- [Exercise description]
Copy out all the lines in the records that include the word "shortcut".

Data listing:
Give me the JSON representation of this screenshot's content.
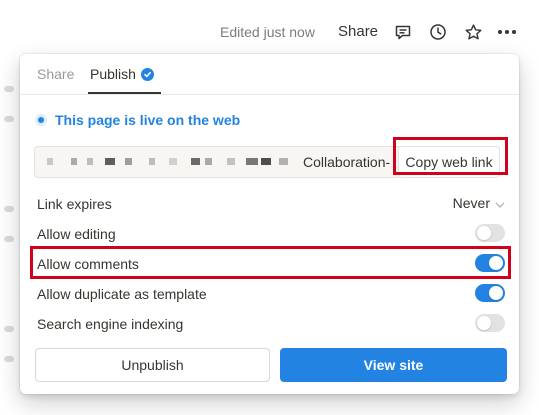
{
  "topbar": {
    "edited_label": "Edited just now",
    "share_label": "Share",
    "icons": [
      "comment-icon",
      "history-clock-icon",
      "star-icon",
      "more-dots-icon"
    ]
  },
  "popover": {
    "tabs": [
      {
        "label": "Share",
        "active": false
      },
      {
        "label": "Publish",
        "active": true
      }
    ],
    "live_status": "This page is live on the web",
    "url": {
      "visible_suffix": "Collaboration-",
      "redacted": true
    },
    "copy_button": "Copy web link",
    "settings": [
      {
        "label": "Link expires",
        "type": "select",
        "value": "Never"
      },
      {
        "label": "Allow editing",
        "type": "toggle",
        "on": false
      },
      {
        "label": "Allow comments",
        "type": "toggle",
        "on": true
      },
      {
        "label": "Allow duplicate as template",
        "type": "toggle",
        "on": true
      },
      {
        "label": "Search engine indexing",
        "type": "toggle",
        "on": false
      }
    ],
    "unpublish_button": "Unpublish",
    "view_site_button": "View site"
  },
  "colors": {
    "accent": "#2383e2",
    "text": "#37352f",
    "muted": "#9b9a97",
    "highlight": "#d0021b"
  }
}
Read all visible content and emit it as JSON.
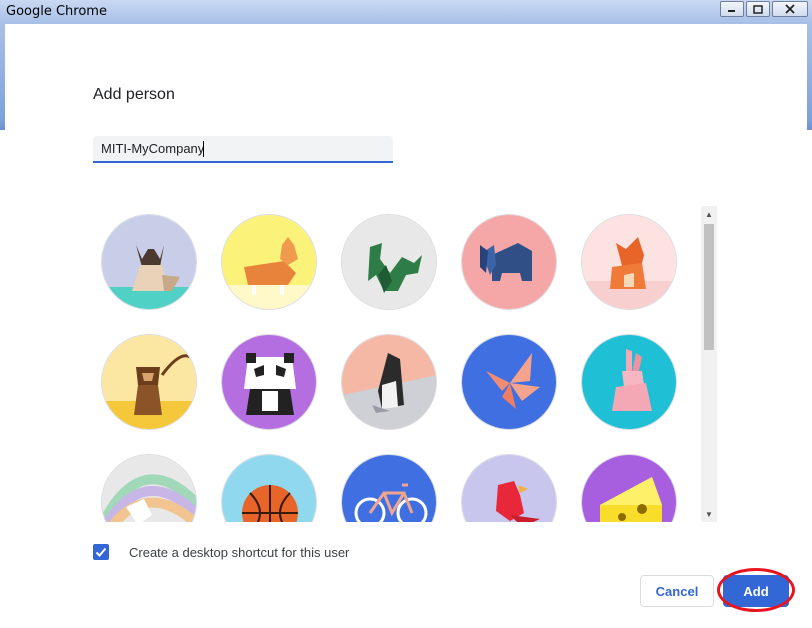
{
  "window": {
    "title": "Google Chrome",
    "controls": [
      "minimize",
      "maximize",
      "close"
    ]
  },
  "dialog": {
    "heading": "Add person",
    "name_input": {
      "value": "MITI-MyCompany"
    },
    "avatars": [
      {
        "name": "cat-avatar",
        "bg": "#c8cde8"
      },
      {
        "name": "corgi-avatar",
        "bg": "#fbf27a"
      },
      {
        "name": "dragon-avatar",
        "bg": "#e8e8e8"
      },
      {
        "name": "elephant-avatar",
        "bg": "#f5a6a6"
      },
      {
        "name": "fox-avatar",
        "bg": "#fde2e2"
      },
      {
        "name": "monkey-avatar",
        "bg": "#fbe7a1"
      },
      {
        "name": "panda-avatar",
        "bg": "#b46ee0"
      },
      {
        "name": "penguin-avatar",
        "bg": "#f4b8a4"
      },
      {
        "name": "butterfly-avatar",
        "bg": "#3f6fe0"
      },
      {
        "name": "rabbit-avatar",
        "bg": "#1fbfd6"
      },
      {
        "name": "unicorn-avatar",
        "bg": "#e8e8e8"
      },
      {
        "name": "basketball-avatar",
        "bg": "#8fd8ee"
      },
      {
        "name": "bicycle-avatar",
        "bg": "#3f6fe0"
      },
      {
        "name": "bird-avatar",
        "bg": "#c9c6ee"
      },
      {
        "name": "cheese-avatar",
        "bg": "#a75fe0"
      }
    ],
    "shortcut": {
      "checked": true,
      "label": "Create a desktop shortcut for this user"
    },
    "buttons": {
      "cancel": "Cancel",
      "add": "Add"
    }
  },
  "colors": {
    "accent": "#3367d6",
    "annotation": "#e8141e"
  }
}
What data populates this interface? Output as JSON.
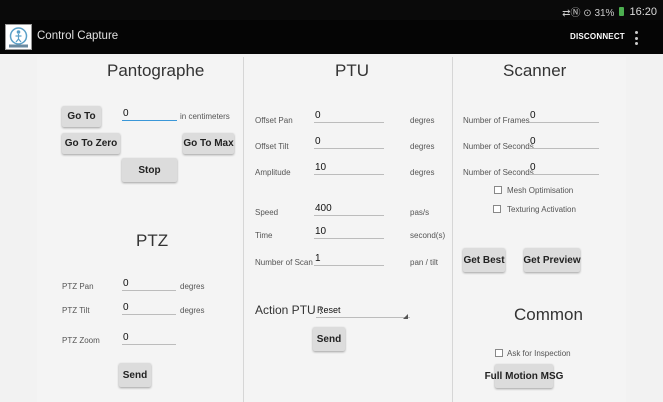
{
  "status_bar": {
    "indicators": "⇄Ⓝ ⊙ 31%",
    "time": "16:20"
  },
  "app_bar": {
    "title": "Control Capture",
    "disconnect_label": "DISCONNECT"
  },
  "pantographe": {
    "title": "Pantographe",
    "goto_label": "Go To",
    "goto_value": "0",
    "goto_unit": "in centimeters",
    "goto_zero_label": "Go To Zero",
    "goto_max_label": "Go To Max",
    "stop_label": "Stop"
  },
  "ptz": {
    "title": "PTZ",
    "pan_label": "PTZ Pan",
    "pan_value": "0",
    "pan_unit": "degres",
    "tilt_label": "PTZ Tilt",
    "tilt_value": "0",
    "tilt_unit": "degres",
    "zoom_label": "PTZ Zoom",
    "zoom_value": "0",
    "send_label": "Send"
  },
  "ptu": {
    "title": "PTU",
    "offset_pan_label": "Offset Pan",
    "offset_pan_value": "0",
    "offset_pan_unit": "degres",
    "offset_tilt_label": "Offset Tilt",
    "offset_tilt_value": "0",
    "offset_tilt_unit": "degres",
    "amplitude_label": "Amplitude",
    "amplitude_value": "10",
    "amplitude_unit": "degres",
    "speed_label": "Speed",
    "speed_value": "400",
    "speed_unit": "pas/s",
    "time_label": "Time",
    "time_value": "10",
    "time_unit": "second(s)",
    "nscan_label": "Number of Scan",
    "nscan_value": "1",
    "nscan_unit": "pan / tilt",
    "action_label": "Action PTU :",
    "action_value": "Reset",
    "send_label": "Send"
  },
  "scanner": {
    "title": "Scanner",
    "frames_label": "Number of Frames",
    "frames_value": "0",
    "seconds1_label": "Number of Seconds",
    "seconds1_value": "0",
    "seconds2_label": "Number of Seconds",
    "seconds2_value": "0",
    "mesh_label": "Mesh Optimisation",
    "texturing_label": "Texturing Activation",
    "get_best_label": "Get Best",
    "get_preview_label": "Get Preview"
  },
  "common": {
    "title": "Common",
    "ask_label": "Ask for Inspection",
    "full_motion_label": "Full Motion MSG"
  },
  "colors": {
    "app_bar": "#050505",
    "panel_bg": "#f4f4f4",
    "accent_underline": "#3a97d8",
    "button_bg": "#dcdcdc"
  }
}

- [Written solution]
    "shortcut": {
      "label": "Create a desktop shortcut for this user"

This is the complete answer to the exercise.